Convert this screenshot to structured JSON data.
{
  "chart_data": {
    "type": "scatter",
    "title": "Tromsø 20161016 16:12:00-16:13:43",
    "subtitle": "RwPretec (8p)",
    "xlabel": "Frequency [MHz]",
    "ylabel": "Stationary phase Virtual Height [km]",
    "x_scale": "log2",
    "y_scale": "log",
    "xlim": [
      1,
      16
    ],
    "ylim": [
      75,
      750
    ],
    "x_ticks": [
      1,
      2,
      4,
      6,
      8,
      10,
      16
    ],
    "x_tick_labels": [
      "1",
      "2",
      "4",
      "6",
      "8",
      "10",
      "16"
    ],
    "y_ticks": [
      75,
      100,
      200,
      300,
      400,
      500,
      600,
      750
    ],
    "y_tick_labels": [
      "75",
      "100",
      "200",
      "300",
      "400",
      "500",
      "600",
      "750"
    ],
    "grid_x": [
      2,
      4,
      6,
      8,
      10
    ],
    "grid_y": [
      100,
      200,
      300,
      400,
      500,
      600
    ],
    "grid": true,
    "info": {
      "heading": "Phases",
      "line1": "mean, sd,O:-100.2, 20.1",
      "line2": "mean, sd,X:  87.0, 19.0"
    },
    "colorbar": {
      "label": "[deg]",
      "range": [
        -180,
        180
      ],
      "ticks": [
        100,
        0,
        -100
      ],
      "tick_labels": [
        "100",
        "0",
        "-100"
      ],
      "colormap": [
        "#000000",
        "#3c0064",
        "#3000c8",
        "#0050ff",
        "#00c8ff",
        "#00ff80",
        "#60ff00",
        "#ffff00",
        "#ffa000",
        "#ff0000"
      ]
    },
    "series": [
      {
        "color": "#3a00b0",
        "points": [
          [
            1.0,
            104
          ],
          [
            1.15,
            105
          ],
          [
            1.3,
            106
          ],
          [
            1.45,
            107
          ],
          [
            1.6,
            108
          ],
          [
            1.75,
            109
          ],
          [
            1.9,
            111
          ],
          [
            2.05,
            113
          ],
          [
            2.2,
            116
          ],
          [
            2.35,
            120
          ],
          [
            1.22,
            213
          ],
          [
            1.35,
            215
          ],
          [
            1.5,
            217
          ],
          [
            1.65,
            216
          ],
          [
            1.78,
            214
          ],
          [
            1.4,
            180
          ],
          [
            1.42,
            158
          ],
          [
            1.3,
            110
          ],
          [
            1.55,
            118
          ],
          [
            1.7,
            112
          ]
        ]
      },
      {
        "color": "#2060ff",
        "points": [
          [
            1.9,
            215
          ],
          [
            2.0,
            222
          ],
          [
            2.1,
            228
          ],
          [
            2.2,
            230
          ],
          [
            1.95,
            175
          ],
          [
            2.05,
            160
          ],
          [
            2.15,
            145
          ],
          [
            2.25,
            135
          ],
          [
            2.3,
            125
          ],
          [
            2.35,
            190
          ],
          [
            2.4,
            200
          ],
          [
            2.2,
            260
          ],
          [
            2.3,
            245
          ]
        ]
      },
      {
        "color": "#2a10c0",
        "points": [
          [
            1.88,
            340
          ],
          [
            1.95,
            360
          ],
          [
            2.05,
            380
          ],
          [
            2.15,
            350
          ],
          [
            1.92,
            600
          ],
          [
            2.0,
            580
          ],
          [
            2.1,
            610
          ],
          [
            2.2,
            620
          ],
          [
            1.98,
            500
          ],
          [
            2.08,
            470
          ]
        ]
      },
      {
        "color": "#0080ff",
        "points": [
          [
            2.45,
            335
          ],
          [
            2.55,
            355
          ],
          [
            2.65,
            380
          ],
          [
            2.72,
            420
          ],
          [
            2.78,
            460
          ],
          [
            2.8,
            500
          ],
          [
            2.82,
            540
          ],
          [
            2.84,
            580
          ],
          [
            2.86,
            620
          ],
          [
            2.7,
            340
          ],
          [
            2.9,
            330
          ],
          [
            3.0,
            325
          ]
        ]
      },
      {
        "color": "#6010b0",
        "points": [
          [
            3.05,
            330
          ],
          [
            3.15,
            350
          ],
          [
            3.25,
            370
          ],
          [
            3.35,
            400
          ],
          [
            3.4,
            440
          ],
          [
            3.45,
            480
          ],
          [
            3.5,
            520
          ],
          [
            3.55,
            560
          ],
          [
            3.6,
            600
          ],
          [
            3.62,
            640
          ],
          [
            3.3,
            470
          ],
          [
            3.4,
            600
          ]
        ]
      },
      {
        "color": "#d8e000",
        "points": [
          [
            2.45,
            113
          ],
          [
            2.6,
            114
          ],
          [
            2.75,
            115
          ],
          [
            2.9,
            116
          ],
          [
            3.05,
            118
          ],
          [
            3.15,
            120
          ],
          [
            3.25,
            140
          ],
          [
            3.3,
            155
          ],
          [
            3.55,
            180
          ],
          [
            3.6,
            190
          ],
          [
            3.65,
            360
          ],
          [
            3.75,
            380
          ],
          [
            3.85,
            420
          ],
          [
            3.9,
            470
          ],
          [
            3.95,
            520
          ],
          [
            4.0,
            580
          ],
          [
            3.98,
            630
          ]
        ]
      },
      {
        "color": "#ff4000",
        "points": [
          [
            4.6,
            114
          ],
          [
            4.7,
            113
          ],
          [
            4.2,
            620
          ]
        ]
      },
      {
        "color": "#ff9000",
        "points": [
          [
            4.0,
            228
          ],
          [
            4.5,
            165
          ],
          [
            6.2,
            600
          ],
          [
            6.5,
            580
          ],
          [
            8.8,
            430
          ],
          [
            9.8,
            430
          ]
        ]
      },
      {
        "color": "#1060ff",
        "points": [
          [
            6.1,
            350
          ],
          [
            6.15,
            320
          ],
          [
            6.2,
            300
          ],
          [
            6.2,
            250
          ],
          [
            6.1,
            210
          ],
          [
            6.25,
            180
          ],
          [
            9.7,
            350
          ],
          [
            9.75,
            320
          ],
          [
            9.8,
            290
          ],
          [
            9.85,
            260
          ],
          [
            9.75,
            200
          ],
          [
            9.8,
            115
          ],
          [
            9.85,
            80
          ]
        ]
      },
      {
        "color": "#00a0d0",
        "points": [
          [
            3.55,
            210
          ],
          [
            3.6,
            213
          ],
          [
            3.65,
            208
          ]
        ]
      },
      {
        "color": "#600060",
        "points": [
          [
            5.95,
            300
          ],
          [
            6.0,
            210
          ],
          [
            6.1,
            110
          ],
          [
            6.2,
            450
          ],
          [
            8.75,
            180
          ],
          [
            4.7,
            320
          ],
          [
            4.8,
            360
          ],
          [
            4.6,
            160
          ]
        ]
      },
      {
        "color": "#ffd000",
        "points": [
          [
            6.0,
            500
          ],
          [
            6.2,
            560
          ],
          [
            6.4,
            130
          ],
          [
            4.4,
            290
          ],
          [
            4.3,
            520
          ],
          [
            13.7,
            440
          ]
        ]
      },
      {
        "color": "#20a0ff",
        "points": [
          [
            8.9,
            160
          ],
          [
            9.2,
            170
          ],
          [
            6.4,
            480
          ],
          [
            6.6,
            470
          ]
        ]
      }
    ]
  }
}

=====

#### THE TASK:
Looking at the entries above, how many lines contain the word "mean"? Answer with the number alone.

#### WRITTEN SOLUTION:
2